**Set task**
Extract all lines that hold "votre" from the records below.

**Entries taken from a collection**
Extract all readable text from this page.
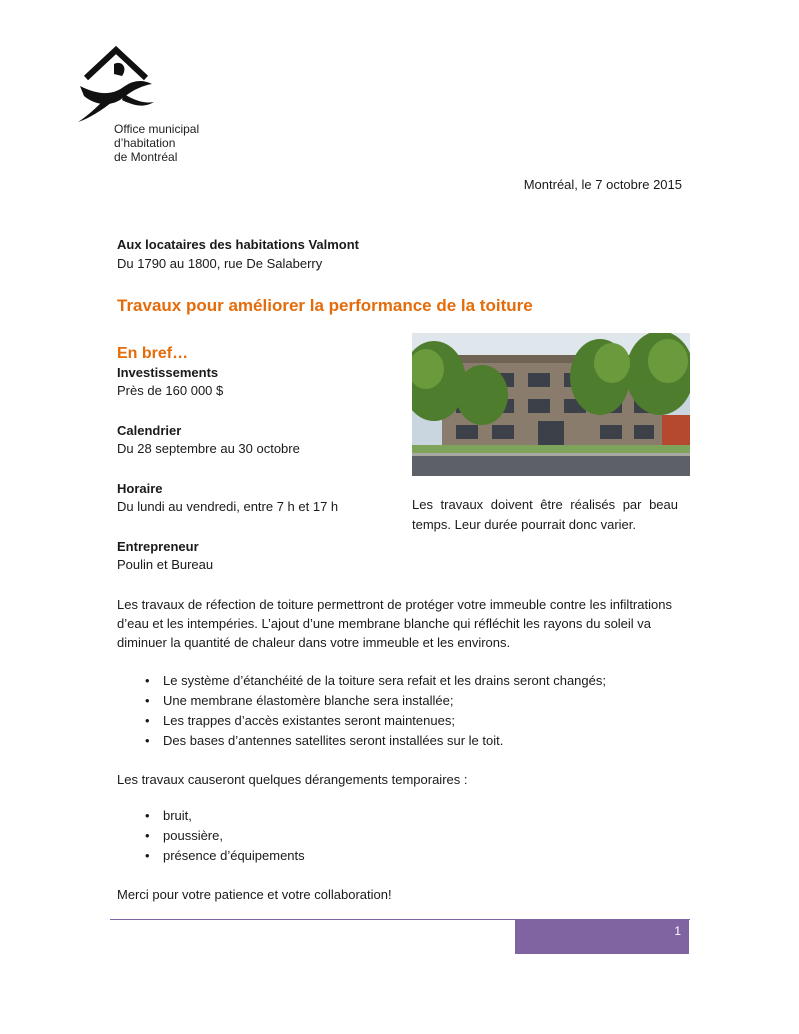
Office municipal
d’habitation
de Montréal
Montréal, le 7 octobre 2015
Aux locataires des habitations Valmont
Du 1790 au 1800, rue De Salaberry
Travaux pour améliorer la performance de la toiture
En bref…
Investissements
Près de 160 000 $
Calendrier
Du 28 septembre au 30 octobre
Horaire
Du lundi au vendredi, entre 7 h et 17 h
Entrepreneur
Poulin et Bureau
Les travaux doivent être réalisés par beau temps. Leur durée pourrait donc varier.
Les travaux de réfection de toiture permettront de protéger votre immeuble contre les infiltrations d’eau et les intempéries. L’ajout d’une membrane blanche qui réfléchit les rayons du soleil va diminuer la quantité de chaleur dans votre immeuble et les environs.
• Le système d’étanchéité de la toiture sera refait et les drains seront changés;
• Une membrane élastomère blanche sera installée;
• Les trappes d’accès existantes seront maintenues;
• Des bases d’antennes satellites seront installées sur le toit.
Les travaux causeront quelques dérangements temporaires :
• bruit,
• poussière,
• présence d’équipements
Merci pour votre patience et votre collaboration!
1
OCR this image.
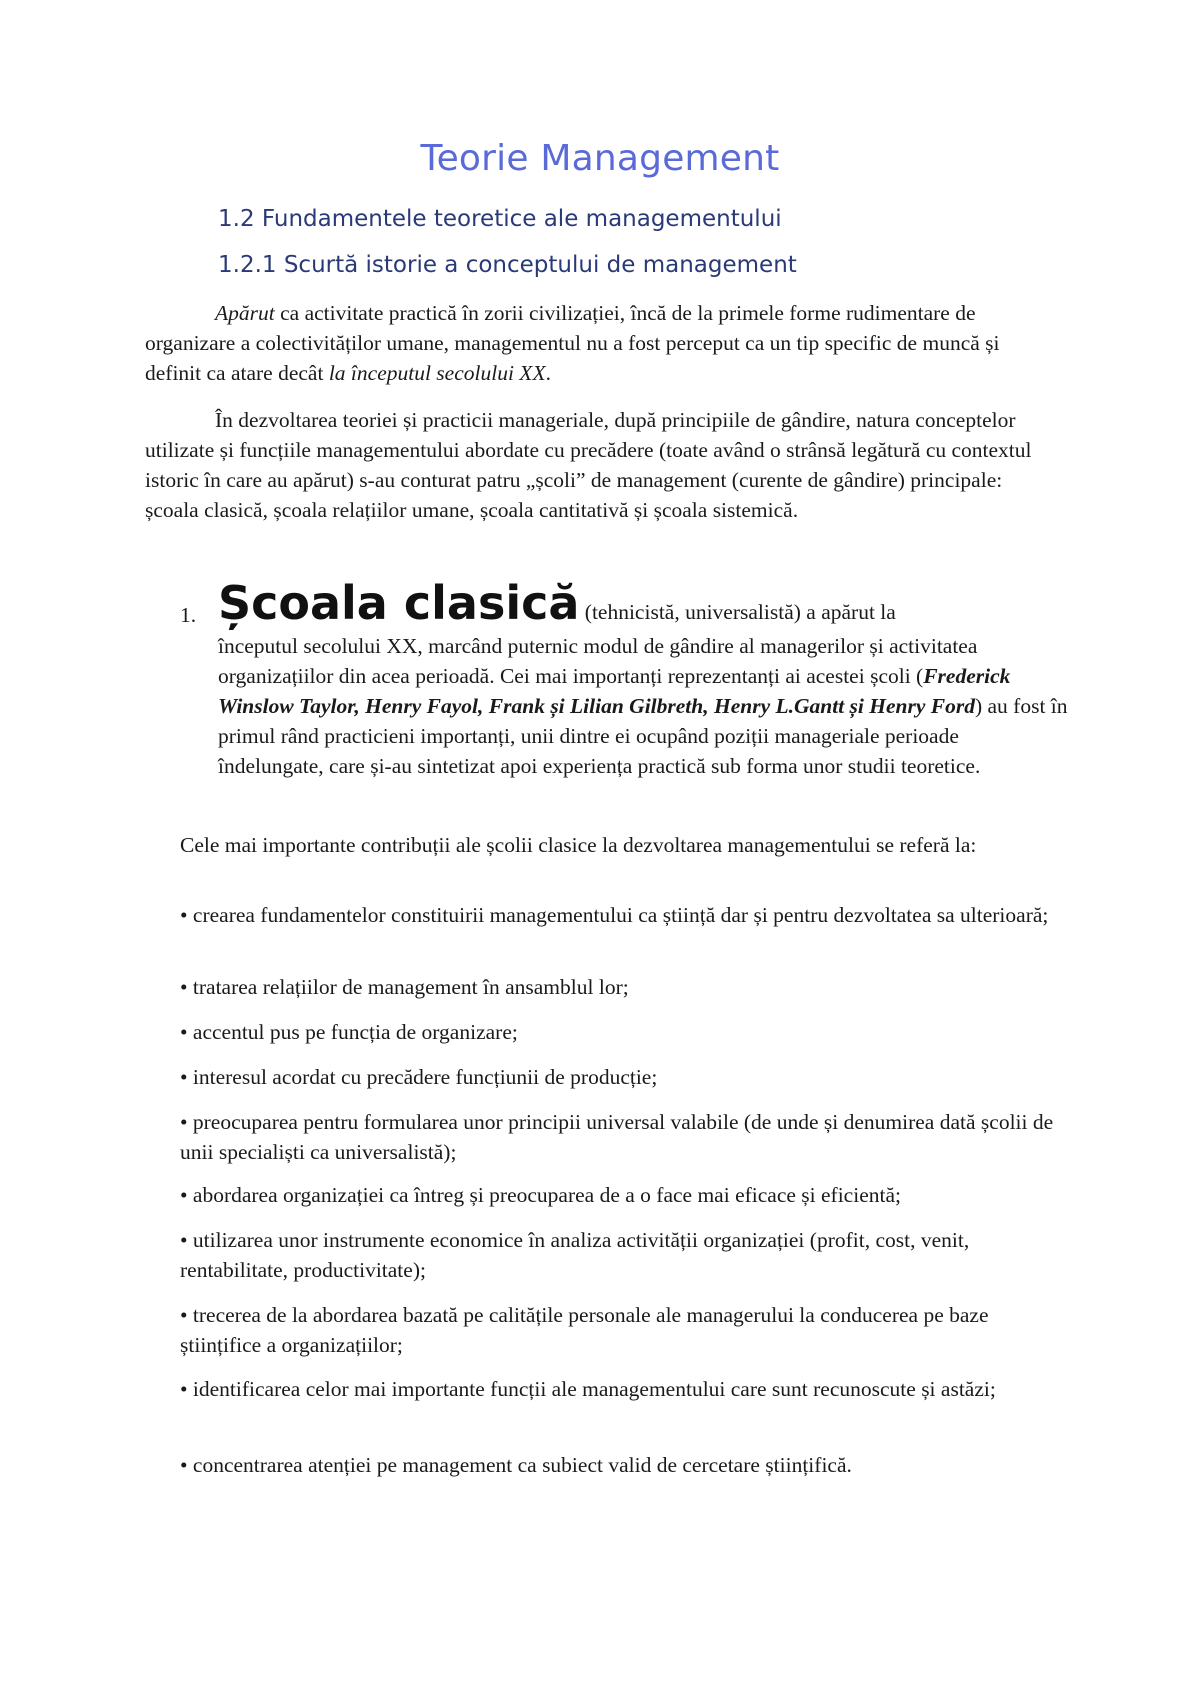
Teorie Management
1.2 Fundamentele teoretice ale managementului
1.2.1 Scurtă istorie a conceptului de management
Apărut ca activitate practică în zorii civilizației, încă de la primele forme rudimentare de organizare a colectivităților umane, managementul nu a fost perceput ca un tip specific de muncă și definit ca atare decât la începutul secolului XX.
În dezvoltarea teoriei și practicii manageriale, după principiile de gândire, natura conceptelor utilizate și funcțiile managementului abordate cu precădere (toate având o strânsă legătură cu contextul istoric în care au apărut) s-au conturat patru „școli” de management (curente de gândire) principale: școala clasică, școala relațiilor umane, școala cantitativă și școala sistemică.
1. Școala clasică (tehnicistă, universalistă) a apărut la
începutul secolului XX, marcând puternic modul de gândire al managerilor și activitatea organizațiilor din acea perioadă. Cei mai importanți reprezentanți ai acestei școli (Frederick Winslow Taylor, Henry Fayol, Frank și Lilian Gilbreth, Henry L.Gantt și Henry Ford) au fost în primul rând practicieni importanți, unii dintre ei ocupând poziții manageriale perioade îndelungate, care și-au sintetizat apoi experiența practică sub forma unor studii teoretice.
Cele mai importante contribuții ale școlii clasice la dezvoltarea managementului se referă la:
• crearea fundamentelor constituirii managementului ca știință dar și pentru dezvoltatea sa ulterioară;
• tratarea relațiilor de management în ansamblul lor;
• accentul pus pe funcția de organizare;
• interesul acordat cu precădere funcțiunii de producție;
• preocuparea pentru formularea unor principii universal valabile (de unde și denumirea dată școlii de unii specialiști ca universalistă);
• abordarea organizației ca întreg și preocuparea de a o face mai eficace și eficientă;
• utilizarea unor instrumente economice în analiza activității organizației (profit, cost, venit, rentabilitate, productivitate);
• trecerea de la abordarea bazată pe calitățile personale ale managerului la conducerea pe baze științifice a organizațiilor;
• identificarea celor mai importante funcții ale managementului care sunt recunoscute și astăzi;
• concentrarea atenției pe management ca subiect valid de cercetare științifică.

**Reply to the exercise**
Les travaux de réfection de toiture permettront de protéger votre immeuble contre les infiltrations d’eau et les intempéries. L’ajout d’une membrane blanche qui réfléchit les rayons du soleil va diminuer la quantité de chaleur dans votre immeuble et les environs.
Merci pour votre patience et votre collaboration!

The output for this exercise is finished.